*Problem statement*: Reproduce the entire listing word for word.

*Material shown*:
* * * *
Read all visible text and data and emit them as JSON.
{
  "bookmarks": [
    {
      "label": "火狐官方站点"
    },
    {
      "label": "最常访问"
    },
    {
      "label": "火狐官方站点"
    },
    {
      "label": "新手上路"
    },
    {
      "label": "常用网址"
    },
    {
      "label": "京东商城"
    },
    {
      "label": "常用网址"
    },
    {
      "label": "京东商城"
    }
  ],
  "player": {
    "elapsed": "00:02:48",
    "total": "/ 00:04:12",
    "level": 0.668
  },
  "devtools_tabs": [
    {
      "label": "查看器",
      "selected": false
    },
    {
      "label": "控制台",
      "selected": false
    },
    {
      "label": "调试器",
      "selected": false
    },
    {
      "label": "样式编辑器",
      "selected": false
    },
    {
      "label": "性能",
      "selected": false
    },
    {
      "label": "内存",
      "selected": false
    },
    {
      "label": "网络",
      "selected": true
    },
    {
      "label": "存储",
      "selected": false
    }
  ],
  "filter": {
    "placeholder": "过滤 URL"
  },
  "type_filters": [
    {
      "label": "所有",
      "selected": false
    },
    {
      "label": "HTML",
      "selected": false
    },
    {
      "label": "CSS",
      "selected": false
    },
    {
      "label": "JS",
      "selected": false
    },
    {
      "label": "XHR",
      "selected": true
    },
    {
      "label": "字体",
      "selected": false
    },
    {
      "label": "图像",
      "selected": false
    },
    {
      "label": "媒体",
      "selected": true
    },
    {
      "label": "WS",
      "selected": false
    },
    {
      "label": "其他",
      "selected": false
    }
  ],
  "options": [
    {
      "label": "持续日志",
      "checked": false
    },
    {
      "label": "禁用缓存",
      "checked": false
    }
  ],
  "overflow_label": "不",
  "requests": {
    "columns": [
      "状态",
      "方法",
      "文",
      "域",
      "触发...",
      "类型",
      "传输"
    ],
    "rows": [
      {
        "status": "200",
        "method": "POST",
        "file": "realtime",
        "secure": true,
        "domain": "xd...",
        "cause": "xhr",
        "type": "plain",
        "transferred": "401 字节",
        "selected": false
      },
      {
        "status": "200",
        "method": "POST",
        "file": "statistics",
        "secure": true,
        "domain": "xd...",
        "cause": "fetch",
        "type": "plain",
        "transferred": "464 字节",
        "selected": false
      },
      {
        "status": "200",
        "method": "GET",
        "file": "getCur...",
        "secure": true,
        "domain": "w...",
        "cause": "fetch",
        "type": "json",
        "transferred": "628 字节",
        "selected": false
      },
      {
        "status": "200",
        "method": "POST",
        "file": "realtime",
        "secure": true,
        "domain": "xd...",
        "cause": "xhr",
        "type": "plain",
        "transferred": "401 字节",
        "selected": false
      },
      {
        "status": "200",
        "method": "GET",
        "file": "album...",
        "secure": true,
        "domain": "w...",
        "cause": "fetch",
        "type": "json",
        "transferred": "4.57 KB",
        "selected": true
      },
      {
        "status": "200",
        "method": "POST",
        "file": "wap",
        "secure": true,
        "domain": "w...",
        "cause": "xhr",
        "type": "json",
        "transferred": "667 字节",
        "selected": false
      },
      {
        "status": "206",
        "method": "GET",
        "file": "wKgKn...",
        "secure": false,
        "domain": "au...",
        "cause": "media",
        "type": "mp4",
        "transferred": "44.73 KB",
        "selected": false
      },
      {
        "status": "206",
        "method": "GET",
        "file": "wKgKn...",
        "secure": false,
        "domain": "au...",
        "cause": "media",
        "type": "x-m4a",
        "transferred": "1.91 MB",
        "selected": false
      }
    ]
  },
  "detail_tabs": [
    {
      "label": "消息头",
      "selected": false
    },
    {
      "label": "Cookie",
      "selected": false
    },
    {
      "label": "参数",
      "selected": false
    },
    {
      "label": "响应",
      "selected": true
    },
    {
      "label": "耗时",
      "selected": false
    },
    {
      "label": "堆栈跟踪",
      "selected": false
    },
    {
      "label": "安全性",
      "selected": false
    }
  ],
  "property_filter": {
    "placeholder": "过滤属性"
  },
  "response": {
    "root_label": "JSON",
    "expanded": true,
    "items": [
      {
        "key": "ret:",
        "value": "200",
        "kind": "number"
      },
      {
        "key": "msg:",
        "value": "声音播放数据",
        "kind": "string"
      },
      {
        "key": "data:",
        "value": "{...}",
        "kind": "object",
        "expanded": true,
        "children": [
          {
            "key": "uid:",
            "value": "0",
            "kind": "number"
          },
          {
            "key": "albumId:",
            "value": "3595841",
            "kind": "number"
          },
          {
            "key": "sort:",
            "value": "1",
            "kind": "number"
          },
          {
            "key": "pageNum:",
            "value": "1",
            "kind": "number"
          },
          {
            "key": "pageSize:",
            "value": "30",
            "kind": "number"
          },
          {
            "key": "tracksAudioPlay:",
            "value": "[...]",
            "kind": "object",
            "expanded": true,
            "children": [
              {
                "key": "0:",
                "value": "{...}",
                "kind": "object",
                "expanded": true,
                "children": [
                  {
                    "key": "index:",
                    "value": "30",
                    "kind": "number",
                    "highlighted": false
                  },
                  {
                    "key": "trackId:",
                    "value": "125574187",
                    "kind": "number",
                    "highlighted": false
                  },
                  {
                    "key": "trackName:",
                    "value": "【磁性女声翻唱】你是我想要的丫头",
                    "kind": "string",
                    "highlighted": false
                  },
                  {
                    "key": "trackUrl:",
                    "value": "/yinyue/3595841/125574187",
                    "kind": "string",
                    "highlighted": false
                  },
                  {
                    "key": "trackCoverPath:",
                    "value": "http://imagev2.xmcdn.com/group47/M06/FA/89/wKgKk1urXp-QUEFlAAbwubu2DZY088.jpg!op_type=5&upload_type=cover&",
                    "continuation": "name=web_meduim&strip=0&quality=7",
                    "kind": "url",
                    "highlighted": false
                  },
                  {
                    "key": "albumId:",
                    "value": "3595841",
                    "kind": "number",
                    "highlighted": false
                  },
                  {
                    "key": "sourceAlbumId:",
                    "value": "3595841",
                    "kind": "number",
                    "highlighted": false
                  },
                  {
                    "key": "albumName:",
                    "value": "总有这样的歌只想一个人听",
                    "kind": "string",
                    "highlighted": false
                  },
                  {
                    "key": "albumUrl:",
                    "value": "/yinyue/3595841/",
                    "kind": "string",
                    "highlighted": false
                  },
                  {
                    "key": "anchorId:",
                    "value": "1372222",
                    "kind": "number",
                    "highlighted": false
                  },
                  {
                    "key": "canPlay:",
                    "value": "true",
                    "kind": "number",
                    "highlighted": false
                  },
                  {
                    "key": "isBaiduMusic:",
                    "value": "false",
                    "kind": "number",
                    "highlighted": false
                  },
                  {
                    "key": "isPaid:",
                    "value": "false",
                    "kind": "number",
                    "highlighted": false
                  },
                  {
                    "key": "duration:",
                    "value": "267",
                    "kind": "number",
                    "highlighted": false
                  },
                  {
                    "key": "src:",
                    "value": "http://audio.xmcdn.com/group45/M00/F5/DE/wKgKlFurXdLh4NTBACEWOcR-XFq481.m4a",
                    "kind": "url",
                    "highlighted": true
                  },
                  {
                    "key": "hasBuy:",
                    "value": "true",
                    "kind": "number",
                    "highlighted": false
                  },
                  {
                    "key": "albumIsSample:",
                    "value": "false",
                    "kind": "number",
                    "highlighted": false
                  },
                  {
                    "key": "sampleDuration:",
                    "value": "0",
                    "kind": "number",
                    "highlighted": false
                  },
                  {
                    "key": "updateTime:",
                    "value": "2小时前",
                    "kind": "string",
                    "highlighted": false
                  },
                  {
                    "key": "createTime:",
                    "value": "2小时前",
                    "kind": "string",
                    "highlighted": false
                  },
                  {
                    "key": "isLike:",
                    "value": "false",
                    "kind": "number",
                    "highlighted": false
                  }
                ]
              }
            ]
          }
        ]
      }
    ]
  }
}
* * * *
*Problem solution*:
Read all visible text and data and emit them as JSON.
{
  "bookmarks": [
    {
      "label": "火狐官方站点"
    },
    {
      "label": "最常访问"
    },
    {
      "label": "火狐官方站点"
    },
    {
      "label": "新手上路"
    },
    {
      "label": "常用网址"
    },
    {
      "label": "京东商城"
    },
    {
      "label": "常用网址"
    },
    {
      "label": "京东商城"
    }
  ],
  "player": {
    "elapsed": "00:02:48",
    "total": "/ 00:04:12",
    "level": 0.668
  },
  "devtools_tabs": [
    {
      "label": "查看器",
      "selected": false
    },
    {
      "label": "控制台",
      "selected": false
    },
    {
      "label": "调试器",
      "selected": false
    },
    {
      "label": "样式编辑器",
      "selected": false
    },
    {
      "label": "性能",
      "selected": false
    },
    {
      "label": "内存",
      "selected": false
    },
    {
      "label": "网络",
      "selected": true
    },
    {
      "label": "存储",
      "selected": false
    }
  ],
  "filter": {
    "placeholder": "过滤 URL"
  },
  "type_filters": [
    {
      "label": "所有",
      "selected": false
    },
    {
      "label": "HTML",
      "selected": false
    },
    {
      "label": "CSS",
      "selected": false
    },
    {
      "label": "JS",
      "selected": false
    },
    {
      "label": "XHR",
      "selected": true
    },
    {
      "label": "字体",
      "selected": false
    },
    {
      "label": "图像",
      "selected": false
    },
    {
      "label": "媒体",
      "selected": true
    },
    {
      "label": "WS",
      "selected": false
    },
    {
      "label": "其他",
      "selected": false
    }
  ],
  "options": [
    {
      "label": "持续日志",
      "checked": false
    },
    {
      "label": "禁用缓存",
      "checked": false
    }
  ],
  "overflow_label": "不",
  "requests": {
    "columns": [
      "状态",
      "方法",
      "文",
      "域",
      "触发...",
      "类型",
      "传输"
    ],
    "rows": [
      {
        "status": "200",
        "method": "POST",
        "file": "realtime",
        "secure": true,
        "domain": "xd...",
        "cause": "xhr",
        "type": "plain",
        "transferred": "401 字节",
        "selected": false
      },
      {
        "status": "200",
        "method": "POST",
        "file": "statistics",
        "secure": true,
        "domain": "xd...",
        "cause": "fetch",
        "type": "plain",
        "transferred": "464 字节",
        "selected": false
      },
      {
        "status": "200",
        "method": "GET",
        "file": "getCur...",
        "secure": true,
        "domain": "w...",
        "cause": "fetch",
        "type": "json",
        "transferred": "628 字节",
        "selected": false
      },
      {
        "status": "200",
        "method": "POST",
        "file": "realtime",
        "secure": true,
        "domain": "xd...",
        "cause": "xhr",
        "type": "plain",
        "transferred": "401 字节",
        "selected": false
      },
      {
        "status": "200",
        "method": "GET",
        "file": "album...",
        "secure": true,
        "domain": "w...",
        "cause": "fetch",
        "type": "json",
        "transferred": "4.57 KB",
        "selected": true
      },
      {
        "status": "200",
        "method": "POST",
        "file": "wap",
        "secure": true,
        "domain": "w...",
        "cause": "xhr",
        "type": "json",
        "transferred": "667 字节",
        "selected": false
      },
      {
        "status": "206",
        "method": "GET",
        "file": "wKgKn...",
        "secure": false,
        "domain": "au...",
        "cause": "media",
        "type": "mp4",
        "transferred": "44.73 KB",
        "selected": false
      },
      {
        "status": "206",
        "method": "GET",
        "file": "wKgKn...",
        "secure": false,
        "domain": "au...",
        "cause": "media",
        "type": "x-m4a",
        "transferred": "1.91 MB",
        "selected": false
      }
    ]
  },
  "detail_tabs": [
    {
      "label": "消息头",
      "selected": false
    },
    {
      "label": "Cookie",
      "selected": false
    },
    {
      "label": "参数",
      "selected": false
    },
    {
      "label": "响应",
      "selected": true
    },
    {
      "label": "耗时",
      "selected": false
    },
    {
      "label": "堆栈跟踪",
      "selected": false
    },
    {
      "label": "安全性",
      "selected": false
    }
  ],
  "property_filter": {
    "placeholder": "过滤属性"
  },
  "response": {
    "root_label": "JSON",
    "expanded": true,
    "items": [
      {
        "key": "ret:",
        "value": "200",
        "kind": "number"
      },
      {
        "key": "msg:",
        "value": "声音播放数据",
        "kind": "string"
      },
      {
        "key": "data:",
        "value": "{...}",
        "kind": "object",
        "expanded": true,
        "children": [
          {
            "key": "uid:",
            "value": "0",
            "kind": "number"
          },
          {
            "key": "albumId:",
            "value": "3595841",
            "kind": "number"
          },
          {
            "key": "sort:",
            "value": "1",
            "kind": "number"
          },
          {
            "key": "pageNum:",
            "value": "1",
            "kind": "number"
          },
          {
            "key": "pageSize:",
            "value": "30",
            "kind": "number"
          },
          {
            "key": "tracksAudioPlay:",
            "value": "[...]",
            "kind": "object",
            "expanded": true,
            "children": [
              {
                "key": "0:",
                "value": "{...}",
                "kind": "object",
                "expanded": true,
                "children": [
                  {
                    "key": "index:",
                    "value": "30",
                    "kind": "number",
                    "highlighted": false
                  },
                  {
                    "key": "trackId:",
                    "value": "125574187",
                    "kind": "number",
                    "highlighted": false
                  },
                  {
                    "key": "trackName:",
                    "value": "【磁性女声翻唱】你是我想要的丫头",
                    "kind": "string",
                    "highlighted": false
                  },
                  {
                    "key": "trackUrl:",
                    "value": "/yinyue/3595841/125574187",
                    "kind": "string",
                    "highlighted": false
                  },
                  {
                    "key": "trackCoverPath:",
                    "value": "http://imagev2.xmcdn.com/group47/M06/FA/89/wKgKk1urXp-QUEFlAAbwubu2DZY088.jpg!op_type=5&upload_type=cover&",
                    "continuation": "name=web_meduim&strip=0&quality=7",
                    "kind": "url",
                    "highlighted": false
                  },
                  {
                    "key": "albumId:",
                    "value": "3595841",
                    "kind": "number",
                    "highlighted": false
                  },
                  {
                    "key": "sourceAlbumId:",
                    "value": "3595841",
                    "kind": "number",
                    "highlighted": false
                  },
                  {
                    "key": "albumName:",
                    "value": "总有这样的歌只想一个人听",
                    "kind": "string",
                    "highlighted": false
                  },
                  {
                    "key": "albumUrl:",
                    "value": "/yinyue/3595841/",
                    "kind": "string",
                    "highlighted": false
                  },
                  {
                    "key": "anchorId:",
                    "value": "1372222",
                    "kind": "number",
                    "highlighted": false
                  },
                  {
                    "key": "canPlay:",
                    "value": "true",
                    "kind": "number",
                    "highlighted": false
                  },
                  {
                    "key": "isBaiduMusic:",
                    "value": "false",
                    "kind": "number",
                    "highlighted": false
                  },
                  {
                    "key": "isPaid:",
                    "value": "false",
                    "kind": "number",
                    "highlighted": false
                  },
                  {
                    "key": "duration:",
                    "value": "267",
                    "kind": "number",
                    "highlighted": false
                  },
                  {
                    "key": "src:",
                    "value": "http://audio.xmcdn.com/group45/M00/F5/DE/wKgKlFurXdLh4NTBACEWOcR-XFq481.m4a",
                    "kind": "url",
                    "highlighted": true
                  },
                  {
                    "key": "hasBuy:",
                    "value": "true",
                    "kind": "number",
                    "highlighted": false
                  },
                  {
                    "key": "albumIsSample:",
                    "value": "false",
                    "kind": "number",
                    "highlighted": false
                  },
                  {
                    "key": "sampleDuration:",
                    "value": "0",
                    "kind": "number",
                    "highlighted": false
                  },
                  {
                    "key": "updateTime:",
                    "value": "2小时前",
                    "kind": "string",
                    "highlighted": false
                  },
                  {
                    "key": "createTime:",
                    "value": "2小时前",
                    "kind": "string",
                    "highlighted": false
                  },
                  {
                    "key": "isLike:",
                    "value": "false",
                    "kind": "number",
                    "highlighted": false
                  }
                ]
              }
            ]
          }
        ]
      }
    ]
  }
}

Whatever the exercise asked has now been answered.